Exercise description
Of all the lines in the data below, how many contain "ylabel"? Report that number alone.

Records for this exercise
• • •

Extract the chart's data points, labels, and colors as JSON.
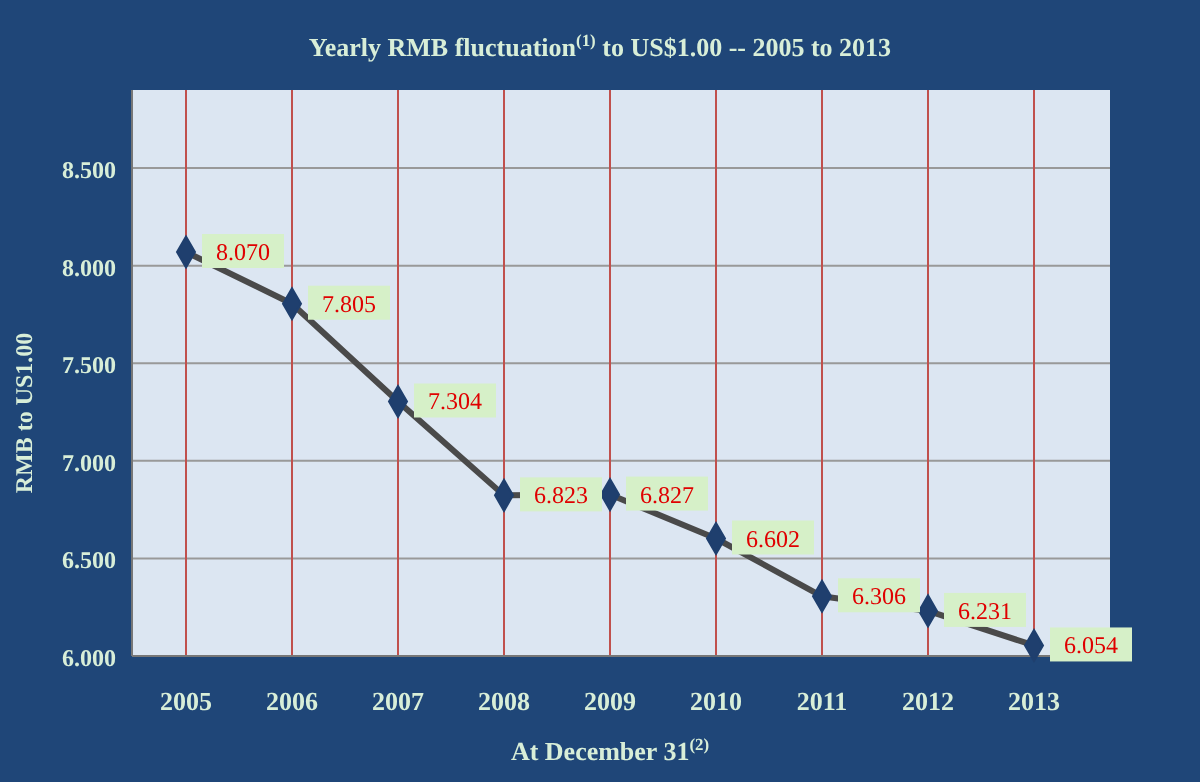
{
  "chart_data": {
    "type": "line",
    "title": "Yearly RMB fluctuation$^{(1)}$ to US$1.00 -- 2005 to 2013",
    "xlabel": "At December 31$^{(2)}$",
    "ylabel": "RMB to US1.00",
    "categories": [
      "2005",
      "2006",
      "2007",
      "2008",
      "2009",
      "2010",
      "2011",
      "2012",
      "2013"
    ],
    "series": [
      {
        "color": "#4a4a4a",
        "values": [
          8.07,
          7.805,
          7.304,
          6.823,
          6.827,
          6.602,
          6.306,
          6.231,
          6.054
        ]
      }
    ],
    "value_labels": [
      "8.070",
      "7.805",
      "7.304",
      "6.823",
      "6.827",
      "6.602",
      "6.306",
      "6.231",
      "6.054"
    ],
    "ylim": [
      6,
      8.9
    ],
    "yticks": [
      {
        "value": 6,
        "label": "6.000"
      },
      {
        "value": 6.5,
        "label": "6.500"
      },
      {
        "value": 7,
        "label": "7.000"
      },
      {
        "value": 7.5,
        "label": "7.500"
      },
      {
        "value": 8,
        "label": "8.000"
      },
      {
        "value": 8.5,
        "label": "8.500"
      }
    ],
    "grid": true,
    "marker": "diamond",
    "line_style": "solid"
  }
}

• • •

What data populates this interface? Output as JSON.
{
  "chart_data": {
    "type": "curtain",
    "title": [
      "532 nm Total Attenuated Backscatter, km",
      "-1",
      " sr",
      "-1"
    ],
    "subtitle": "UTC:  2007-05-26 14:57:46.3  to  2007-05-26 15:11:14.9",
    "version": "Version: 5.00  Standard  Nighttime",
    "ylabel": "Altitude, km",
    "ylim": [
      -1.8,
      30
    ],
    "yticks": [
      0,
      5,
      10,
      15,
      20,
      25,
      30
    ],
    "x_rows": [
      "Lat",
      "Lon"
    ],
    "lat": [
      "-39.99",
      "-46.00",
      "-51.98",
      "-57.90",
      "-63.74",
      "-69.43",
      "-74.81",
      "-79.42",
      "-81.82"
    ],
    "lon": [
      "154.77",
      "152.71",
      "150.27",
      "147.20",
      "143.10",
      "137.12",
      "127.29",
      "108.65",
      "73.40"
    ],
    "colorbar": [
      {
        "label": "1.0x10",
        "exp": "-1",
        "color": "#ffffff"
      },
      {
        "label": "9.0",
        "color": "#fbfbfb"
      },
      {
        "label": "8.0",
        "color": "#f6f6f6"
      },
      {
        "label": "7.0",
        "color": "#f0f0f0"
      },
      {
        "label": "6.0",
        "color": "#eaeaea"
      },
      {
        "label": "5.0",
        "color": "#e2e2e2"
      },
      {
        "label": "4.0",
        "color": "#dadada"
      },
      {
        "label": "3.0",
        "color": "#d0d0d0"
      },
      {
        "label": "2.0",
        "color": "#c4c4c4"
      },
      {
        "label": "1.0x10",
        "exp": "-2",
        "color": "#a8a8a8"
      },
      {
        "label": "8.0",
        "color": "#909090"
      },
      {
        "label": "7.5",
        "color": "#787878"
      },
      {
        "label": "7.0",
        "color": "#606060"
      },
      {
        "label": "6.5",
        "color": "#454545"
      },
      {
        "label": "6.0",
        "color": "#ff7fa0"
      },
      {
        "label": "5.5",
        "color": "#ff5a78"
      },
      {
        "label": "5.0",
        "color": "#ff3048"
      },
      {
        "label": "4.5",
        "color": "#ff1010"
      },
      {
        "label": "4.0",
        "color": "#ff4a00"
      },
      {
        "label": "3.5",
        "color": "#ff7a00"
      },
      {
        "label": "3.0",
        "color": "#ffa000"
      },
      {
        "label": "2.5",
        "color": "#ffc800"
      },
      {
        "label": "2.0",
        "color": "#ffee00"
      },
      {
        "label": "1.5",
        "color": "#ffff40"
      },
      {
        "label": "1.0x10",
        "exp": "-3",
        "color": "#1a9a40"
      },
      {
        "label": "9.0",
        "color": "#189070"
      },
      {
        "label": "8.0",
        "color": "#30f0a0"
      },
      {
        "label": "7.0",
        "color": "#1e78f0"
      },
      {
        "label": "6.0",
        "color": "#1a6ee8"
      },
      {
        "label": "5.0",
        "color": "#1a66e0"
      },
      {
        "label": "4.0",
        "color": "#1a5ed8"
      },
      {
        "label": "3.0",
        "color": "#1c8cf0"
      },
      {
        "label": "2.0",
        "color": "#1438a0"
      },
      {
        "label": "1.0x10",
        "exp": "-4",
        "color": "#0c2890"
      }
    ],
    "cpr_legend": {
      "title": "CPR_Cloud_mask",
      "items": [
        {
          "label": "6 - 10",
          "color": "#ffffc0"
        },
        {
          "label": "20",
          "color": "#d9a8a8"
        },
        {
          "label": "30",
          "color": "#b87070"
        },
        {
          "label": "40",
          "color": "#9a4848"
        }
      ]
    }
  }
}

• • •

Task response
2